--- Excerpted records ---
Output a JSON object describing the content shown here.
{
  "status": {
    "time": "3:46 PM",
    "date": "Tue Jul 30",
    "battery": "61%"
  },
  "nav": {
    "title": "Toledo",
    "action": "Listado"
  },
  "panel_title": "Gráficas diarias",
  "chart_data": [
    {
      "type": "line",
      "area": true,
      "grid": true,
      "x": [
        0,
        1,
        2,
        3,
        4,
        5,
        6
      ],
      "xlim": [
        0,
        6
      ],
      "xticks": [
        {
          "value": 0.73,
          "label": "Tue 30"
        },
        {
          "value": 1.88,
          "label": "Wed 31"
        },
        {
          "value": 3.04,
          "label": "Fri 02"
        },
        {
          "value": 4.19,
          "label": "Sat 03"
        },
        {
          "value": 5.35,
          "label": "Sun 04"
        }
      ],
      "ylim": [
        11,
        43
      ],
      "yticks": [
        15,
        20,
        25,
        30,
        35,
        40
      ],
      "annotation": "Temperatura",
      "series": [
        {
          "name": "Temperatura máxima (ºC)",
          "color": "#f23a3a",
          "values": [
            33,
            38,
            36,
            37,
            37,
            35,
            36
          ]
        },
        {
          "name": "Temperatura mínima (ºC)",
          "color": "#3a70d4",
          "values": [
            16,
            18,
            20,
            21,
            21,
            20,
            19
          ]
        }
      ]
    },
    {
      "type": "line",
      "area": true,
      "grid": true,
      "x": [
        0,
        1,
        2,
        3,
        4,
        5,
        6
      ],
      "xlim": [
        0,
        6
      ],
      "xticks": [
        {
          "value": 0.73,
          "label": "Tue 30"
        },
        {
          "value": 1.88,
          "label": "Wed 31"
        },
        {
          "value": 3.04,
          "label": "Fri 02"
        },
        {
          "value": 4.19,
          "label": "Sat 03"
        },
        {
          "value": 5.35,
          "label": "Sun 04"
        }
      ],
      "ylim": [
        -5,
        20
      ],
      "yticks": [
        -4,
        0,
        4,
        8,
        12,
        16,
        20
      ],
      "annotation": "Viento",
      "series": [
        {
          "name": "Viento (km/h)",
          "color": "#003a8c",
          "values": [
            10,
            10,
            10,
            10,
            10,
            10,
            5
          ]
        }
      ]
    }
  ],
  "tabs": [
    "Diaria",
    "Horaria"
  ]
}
---
The request - Restate each of the entries above verbatim.

Final answer -
Output a JSON object describing the content shown here.
{
  "status": {
    "time": "3:46 PM",
    "date": "Tue Jul 30",
    "battery": "61%"
  },
  "nav": {
    "title": "Toledo",
    "action": "Listado"
  },
  "panel_title": "Gráficas diarias",
  "chart_data": [
    {
      "type": "line",
      "area": true,
      "grid": true,
      "x": [
        0,
        1,
        2,
        3,
        4,
        5,
        6
      ],
      "xlim": [
        0,
        6
      ],
      "xticks": [
        {
          "value": 0.73,
          "label": "Tue 30"
        },
        {
          "value": 1.88,
          "label": "Wed 31"
        },
        {
          "value": 3.04,
          "label": "Fri 02"
        },
        {
          "value": 4.19,
          "label": "Sat 03"
        },
        {
          "value": 5.35,
          "label": "Sun 04"
        }
      ],
      "ylim": [
        11,
        43
      ],
      "yticks": [
        15,
        20,
        25,
        30,
        35,
        40
      ],
      "annotation": "Temperatura",
      "series": [
        {
          "name": "Temperatura máxima (ºC)",
          "color": "#f23a3a",
          "values": [
            33,
            38,
            36,
            37,
            37,
            35,
            36
          ]
        },
        {
          "name": "Temperatura mínima (ºC)",
          "color": "#3a70d4",
          "values": [
            16,
            18,
            20,
            21,
            21,
            20,
            19
          ]
        }
      ]
    },
    {
      "type": "line",
      "area": true,
      "grid": true,
      "x": [
        0,
        1,
        2,
        3,
        4,
        5,
        6
      ],
      "xlim": [
        0,
        6
      ],
      "xticks": [
        {
          "value": 0.73,
          "label": "Tue 30"
        },
        {
          "value": 1.88,
          "label": "Wed 31"
        },
        {
          "value": 3.04,
          "label": "Fri 02"
        },
        {
          "value": 4.19,
          "label": "Sat 03"
        },
        {
          "value": 5.35,
          "label": "Sun 04"
        }
      ],
      "ylim": [
        -5,
        20
      ],
      "yticks": [
        -4,
        0,
        4,
        8,
        12,
        16,
        20
      ],
      "annotation": "Viento",
      "series": [
        {
          "name": "Viento (km/h)",
          "color": "#003a8c",
          "values": [
            10,
            10,
            10,
            10,
            10,
            10,
            5
          ]
        }
      ]
    }
  ],
  "tabs": [
    "Diaria",
    "Horaria"
  ]
}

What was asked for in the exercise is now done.